_Challenge 1_. Summarize the court opinion below in exactly three sentences.

_Source passage_.
------------------------------------------------
It was likewise insisted, that the certificate of acknowledgment to the deed, from Campbell and wife to Lee, was defective, and that it was improperly admitted in evidence. It was acknowledged before a justice of the peace of Tazewell county, in which the land was situated. It was, however, not accompanied by a certificate of the county clerk, that he was an acting justice of the peace. The 18th section of the conveyance act (R. S. 106,) declares, that to entitle a deed to be recorded, when acknowledged before a justice of the peace within the State, it shall be accompanied by a certificate of the clerk of the county court, that he was an acting justice of the peace. But it provides, that if acknowledged before such an officer in the county in which the lands conveyed are situated, no such certificate shall be required. When a deed has been properly acknowledged or proved to entitle it to record, it may be properly read in evidence. This section has declared that when it is acknowledged before a justice of the peace of the county in which the land is situated, it may be recorded without further proof. We have seen that this deed was properly acknowledged to admit it to record, and to authorize it to be used as evidence. Had the suit been tried in Tazewell county no person belonging to the profession would have doubted that it was admissible as evidence. Then can it be possible that a change of venue can alter the rules of evidence ? We think not. How can the change of venue render competent evidence incompetent? The statute has declared, that in such cases no such certificate shall be required. Hor does the statute limit it to a trial in the county in which the land is situated. It makes no exception.
The evidence shows, that all the title to these premises had been divested out of Campbell before he was declared a bankrupt. It then follows, that plaintiff in error acquired no title by his purchase at the sale by his assignee. And it devolved upon him to deduce title from some other source before he could recover. Having failed to show title, defendant in error was not required to exhibit title to defeat a recovery. Until plaintiff in error showed a paramount title, defendant in error was entitled to a verdict. As the case now stands, it is unnecessary to inquire whether the proceedings in Hew York declaring'Lee a bankrupt were regular. If irregular, the title appears from the evidence to be in Lee, and if not, the title vested in his assignee, and plaintiff in error does not claim to derive title from that source.
On the trial, and while the evidence was being introduced, plaintiff in error filed an affidavit and entered a motion for a continuance, which was overruled. In the affidavit he states, that he had within the last five months examined the record of deeds in Tazewell county, and the record of the power of attorney failed to show that a scroll enclosing the letters “L. S,” or such letters, or anything else indicating a notarial seal, appeared to the notary’s certificate. That he has reason to believe, that it had been affixed to the copy of the certificate furnished by the clerk, after it was given by that officer to defendant in error. That he anticipated the production of no such certificate, and was taken altogether by surprise when it was produced. That in consequence of expecting no such certificate, he had subpoenaed no witnesses to prove the facts as they existed. That if time were given, he could prove by the clerk and his deputy, that there was nothing appearing upon the record to indicate that a seal had ever been affixed to the notary’s certificate. After the termination of the trial, plaintiff in error entered a motion for a new trial based upon this affidavit, which was also overruled. We deem it unnecessary to inquire whether the court erred in refusing to continue the case in the middle of the trial, but shall proceed to examine the question whether the court erred in refusing to grant a new trial.
------------------------------------------------
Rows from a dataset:
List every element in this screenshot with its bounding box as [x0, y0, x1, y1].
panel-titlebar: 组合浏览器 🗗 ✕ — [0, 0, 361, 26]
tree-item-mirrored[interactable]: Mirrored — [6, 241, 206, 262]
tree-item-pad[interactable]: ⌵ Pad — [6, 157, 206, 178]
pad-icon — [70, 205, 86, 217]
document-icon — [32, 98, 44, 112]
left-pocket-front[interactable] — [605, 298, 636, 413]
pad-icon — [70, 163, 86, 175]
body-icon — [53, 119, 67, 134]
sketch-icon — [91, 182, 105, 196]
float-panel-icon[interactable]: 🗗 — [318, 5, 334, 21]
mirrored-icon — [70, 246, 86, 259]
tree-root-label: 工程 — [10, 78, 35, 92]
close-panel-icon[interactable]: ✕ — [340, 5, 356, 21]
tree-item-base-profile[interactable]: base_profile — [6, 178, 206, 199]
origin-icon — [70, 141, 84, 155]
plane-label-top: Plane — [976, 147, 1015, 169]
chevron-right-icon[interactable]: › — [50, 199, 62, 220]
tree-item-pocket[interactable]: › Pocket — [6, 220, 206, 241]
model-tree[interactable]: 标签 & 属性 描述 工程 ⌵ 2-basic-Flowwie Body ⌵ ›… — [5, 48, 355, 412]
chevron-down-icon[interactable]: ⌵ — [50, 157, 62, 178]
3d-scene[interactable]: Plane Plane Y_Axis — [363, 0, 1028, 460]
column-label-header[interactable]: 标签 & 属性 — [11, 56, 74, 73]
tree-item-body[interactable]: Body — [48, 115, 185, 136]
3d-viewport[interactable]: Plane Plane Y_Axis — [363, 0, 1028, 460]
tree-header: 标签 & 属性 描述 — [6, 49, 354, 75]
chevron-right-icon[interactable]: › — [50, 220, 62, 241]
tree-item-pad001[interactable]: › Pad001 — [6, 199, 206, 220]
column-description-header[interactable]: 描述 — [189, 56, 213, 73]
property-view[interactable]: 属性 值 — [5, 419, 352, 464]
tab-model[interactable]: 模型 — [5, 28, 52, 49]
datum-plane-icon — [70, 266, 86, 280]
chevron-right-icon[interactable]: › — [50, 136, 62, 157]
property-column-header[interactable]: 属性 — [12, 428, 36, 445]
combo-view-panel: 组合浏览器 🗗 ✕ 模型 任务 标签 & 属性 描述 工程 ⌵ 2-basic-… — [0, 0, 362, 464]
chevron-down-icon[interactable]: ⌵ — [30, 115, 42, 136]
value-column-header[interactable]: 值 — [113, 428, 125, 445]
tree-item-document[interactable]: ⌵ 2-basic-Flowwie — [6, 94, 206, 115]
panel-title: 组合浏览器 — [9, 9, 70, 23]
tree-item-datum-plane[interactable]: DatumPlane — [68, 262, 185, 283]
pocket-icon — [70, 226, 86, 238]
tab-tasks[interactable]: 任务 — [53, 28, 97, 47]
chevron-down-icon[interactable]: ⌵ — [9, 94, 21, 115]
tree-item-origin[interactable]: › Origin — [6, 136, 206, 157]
------------------------------------------------
_Challenge 2_. Render the entries as a numbered list, from the start of the entries through the line containing "document-icon — [32, 98, 44, 112]", with both of those lines included and blank lines omitted.

_Worked solution 1_. The court held that the deed from Campbell and wife to Lee was properly admitted in evidence, because the statute requires no clerk's certificate when a deed is acknowledged before a justice of the peace of the county in which the land is situated, and a change of venue cannot render that competent evidence incompetent. Because all title to the premises had been divested out of Campbell before he was declared a bankrupt, the plaintiff in error acquired no title through the assignee's sale and, having shown no paramount title, could not recover. The plaintiff in error's affidavit, claiming surprise at a notarial seal on the copied certificate, supported a motion for a continuance during trial and a later motion for a new trial, both of which were overruled, and the court chose to examine only whether refusing the new trial was error.

_Worked solution 2_.
1. List every element in this screenshot with its bounding box as [x0, y0, x1, y1].
2. panel-titlebar: 组合浏览器 🗗 ✕ — [0, 0, 361, 26]
3. tree-item-mirrored[interactable]: Mirrored — [6, 241, 206, 262]
4. tree-item-pad[interactable]: ⌵ Pad — [6, 157, 206, 178]
5. pad-icon — [70, 205, 86, 217]
6. document-icon — [32, 98, 44, 112]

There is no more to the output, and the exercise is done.